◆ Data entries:
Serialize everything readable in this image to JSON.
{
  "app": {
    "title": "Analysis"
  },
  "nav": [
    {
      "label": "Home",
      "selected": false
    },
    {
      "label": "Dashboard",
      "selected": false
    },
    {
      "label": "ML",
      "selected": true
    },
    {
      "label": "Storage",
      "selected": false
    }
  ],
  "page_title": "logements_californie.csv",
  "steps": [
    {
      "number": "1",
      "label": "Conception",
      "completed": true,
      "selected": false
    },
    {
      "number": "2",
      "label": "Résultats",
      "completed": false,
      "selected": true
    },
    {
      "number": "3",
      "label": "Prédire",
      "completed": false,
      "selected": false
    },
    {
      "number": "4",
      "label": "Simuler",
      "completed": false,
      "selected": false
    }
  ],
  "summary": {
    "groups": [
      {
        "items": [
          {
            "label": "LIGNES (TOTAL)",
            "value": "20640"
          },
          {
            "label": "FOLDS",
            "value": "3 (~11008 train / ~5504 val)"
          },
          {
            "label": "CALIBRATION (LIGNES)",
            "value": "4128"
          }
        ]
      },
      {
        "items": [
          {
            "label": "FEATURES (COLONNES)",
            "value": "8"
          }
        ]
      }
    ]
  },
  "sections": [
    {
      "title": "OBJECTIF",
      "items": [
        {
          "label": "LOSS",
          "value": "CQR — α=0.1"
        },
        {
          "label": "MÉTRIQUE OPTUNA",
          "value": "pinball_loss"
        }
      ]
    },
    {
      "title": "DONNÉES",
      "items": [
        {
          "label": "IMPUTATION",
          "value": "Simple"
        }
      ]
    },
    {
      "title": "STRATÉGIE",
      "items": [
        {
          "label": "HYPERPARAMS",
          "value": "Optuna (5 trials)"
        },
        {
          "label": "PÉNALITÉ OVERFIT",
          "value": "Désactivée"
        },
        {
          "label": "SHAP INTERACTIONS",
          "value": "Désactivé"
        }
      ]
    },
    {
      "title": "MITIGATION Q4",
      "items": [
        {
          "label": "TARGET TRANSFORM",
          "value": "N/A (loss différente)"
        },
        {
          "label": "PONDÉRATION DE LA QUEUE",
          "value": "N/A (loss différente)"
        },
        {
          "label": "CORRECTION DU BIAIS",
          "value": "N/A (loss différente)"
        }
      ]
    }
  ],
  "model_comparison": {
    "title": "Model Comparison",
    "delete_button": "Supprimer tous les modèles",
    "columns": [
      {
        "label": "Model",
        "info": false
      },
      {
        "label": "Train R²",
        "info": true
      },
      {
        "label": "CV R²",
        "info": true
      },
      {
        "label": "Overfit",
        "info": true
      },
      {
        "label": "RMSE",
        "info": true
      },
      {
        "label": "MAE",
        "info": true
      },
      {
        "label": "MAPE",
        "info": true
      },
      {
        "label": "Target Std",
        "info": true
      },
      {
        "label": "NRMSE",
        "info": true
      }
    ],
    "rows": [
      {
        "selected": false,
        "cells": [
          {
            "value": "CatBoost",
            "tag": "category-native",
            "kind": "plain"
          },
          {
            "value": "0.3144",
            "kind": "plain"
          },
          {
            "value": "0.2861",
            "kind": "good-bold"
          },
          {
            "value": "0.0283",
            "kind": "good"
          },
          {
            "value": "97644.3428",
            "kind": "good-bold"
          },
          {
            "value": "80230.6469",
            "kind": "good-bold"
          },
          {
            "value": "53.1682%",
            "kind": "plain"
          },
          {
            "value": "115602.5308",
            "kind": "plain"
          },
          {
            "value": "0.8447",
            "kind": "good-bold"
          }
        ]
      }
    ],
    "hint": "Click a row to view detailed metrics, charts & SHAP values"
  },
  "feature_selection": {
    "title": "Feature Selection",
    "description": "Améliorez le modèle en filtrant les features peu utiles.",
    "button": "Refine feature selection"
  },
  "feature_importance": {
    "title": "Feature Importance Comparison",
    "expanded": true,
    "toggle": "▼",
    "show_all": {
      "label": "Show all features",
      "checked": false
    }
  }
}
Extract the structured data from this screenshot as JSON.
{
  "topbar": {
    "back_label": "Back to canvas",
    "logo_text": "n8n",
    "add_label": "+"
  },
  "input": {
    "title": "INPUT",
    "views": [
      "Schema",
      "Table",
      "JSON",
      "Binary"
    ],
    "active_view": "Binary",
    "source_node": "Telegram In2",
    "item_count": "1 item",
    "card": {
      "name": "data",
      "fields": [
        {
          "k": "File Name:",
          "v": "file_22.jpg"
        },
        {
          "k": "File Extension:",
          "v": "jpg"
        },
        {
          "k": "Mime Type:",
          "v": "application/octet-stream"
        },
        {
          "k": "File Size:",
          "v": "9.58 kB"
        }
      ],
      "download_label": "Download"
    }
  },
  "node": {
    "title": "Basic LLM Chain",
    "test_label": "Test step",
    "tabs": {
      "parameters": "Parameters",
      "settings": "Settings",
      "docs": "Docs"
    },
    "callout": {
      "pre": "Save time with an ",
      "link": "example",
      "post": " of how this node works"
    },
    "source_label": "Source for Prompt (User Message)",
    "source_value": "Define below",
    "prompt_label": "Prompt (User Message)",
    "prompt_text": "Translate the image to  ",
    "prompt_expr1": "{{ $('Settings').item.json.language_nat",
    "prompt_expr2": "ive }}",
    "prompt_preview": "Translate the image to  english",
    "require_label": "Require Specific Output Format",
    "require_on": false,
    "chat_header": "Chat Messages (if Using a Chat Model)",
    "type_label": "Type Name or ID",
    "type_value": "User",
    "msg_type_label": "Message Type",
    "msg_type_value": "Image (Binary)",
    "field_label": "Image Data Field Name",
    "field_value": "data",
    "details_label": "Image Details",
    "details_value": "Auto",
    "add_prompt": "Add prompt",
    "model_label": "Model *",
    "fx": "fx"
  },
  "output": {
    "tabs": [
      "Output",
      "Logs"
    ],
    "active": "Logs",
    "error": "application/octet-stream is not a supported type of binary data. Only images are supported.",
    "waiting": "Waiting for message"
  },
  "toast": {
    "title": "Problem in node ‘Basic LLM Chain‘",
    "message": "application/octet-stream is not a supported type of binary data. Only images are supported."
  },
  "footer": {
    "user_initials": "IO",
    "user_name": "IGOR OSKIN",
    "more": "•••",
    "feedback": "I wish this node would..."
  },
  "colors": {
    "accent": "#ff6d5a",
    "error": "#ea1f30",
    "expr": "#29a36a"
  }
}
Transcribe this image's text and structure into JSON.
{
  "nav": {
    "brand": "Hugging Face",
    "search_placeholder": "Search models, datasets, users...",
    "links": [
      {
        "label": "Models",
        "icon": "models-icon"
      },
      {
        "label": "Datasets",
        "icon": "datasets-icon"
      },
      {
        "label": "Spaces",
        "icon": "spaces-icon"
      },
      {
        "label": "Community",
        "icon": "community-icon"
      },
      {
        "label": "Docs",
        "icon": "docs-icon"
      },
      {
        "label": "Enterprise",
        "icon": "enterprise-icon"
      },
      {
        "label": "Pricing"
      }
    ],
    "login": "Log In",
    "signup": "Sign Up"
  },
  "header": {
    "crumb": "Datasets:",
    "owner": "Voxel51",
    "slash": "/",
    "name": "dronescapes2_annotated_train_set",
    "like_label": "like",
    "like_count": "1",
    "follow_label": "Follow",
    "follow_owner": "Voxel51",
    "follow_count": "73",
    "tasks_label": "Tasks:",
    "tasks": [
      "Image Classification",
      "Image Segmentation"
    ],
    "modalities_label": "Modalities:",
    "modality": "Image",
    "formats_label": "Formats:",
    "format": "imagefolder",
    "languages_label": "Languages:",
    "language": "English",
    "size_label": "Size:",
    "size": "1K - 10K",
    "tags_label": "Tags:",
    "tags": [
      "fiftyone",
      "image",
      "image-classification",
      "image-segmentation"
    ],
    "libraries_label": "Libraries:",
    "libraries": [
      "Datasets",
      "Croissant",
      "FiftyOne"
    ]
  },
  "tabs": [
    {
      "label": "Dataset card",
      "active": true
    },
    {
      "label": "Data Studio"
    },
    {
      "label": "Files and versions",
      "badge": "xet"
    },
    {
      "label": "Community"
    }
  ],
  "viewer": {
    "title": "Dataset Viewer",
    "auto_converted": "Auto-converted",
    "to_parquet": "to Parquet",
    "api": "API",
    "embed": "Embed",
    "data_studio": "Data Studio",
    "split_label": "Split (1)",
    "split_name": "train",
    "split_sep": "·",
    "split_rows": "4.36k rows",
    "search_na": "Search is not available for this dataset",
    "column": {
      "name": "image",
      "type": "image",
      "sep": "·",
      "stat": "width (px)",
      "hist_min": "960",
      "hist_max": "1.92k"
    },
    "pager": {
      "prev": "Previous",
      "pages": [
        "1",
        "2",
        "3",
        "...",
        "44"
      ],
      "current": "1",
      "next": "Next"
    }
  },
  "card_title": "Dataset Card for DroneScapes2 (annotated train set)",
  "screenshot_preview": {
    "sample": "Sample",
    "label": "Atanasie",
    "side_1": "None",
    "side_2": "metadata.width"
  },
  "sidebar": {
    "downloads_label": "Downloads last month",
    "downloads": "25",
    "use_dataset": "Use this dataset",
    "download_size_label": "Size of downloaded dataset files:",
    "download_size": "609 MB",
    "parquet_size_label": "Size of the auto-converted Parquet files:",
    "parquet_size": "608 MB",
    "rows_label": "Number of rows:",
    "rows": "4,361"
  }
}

◆ Exercise prompt: List every line from the entries above in which "Settings" appears.

◆ Expected answer:
      "settings": "Settings",
    "prompt_expr1": "{{ $('Settings').item.json.language_nat",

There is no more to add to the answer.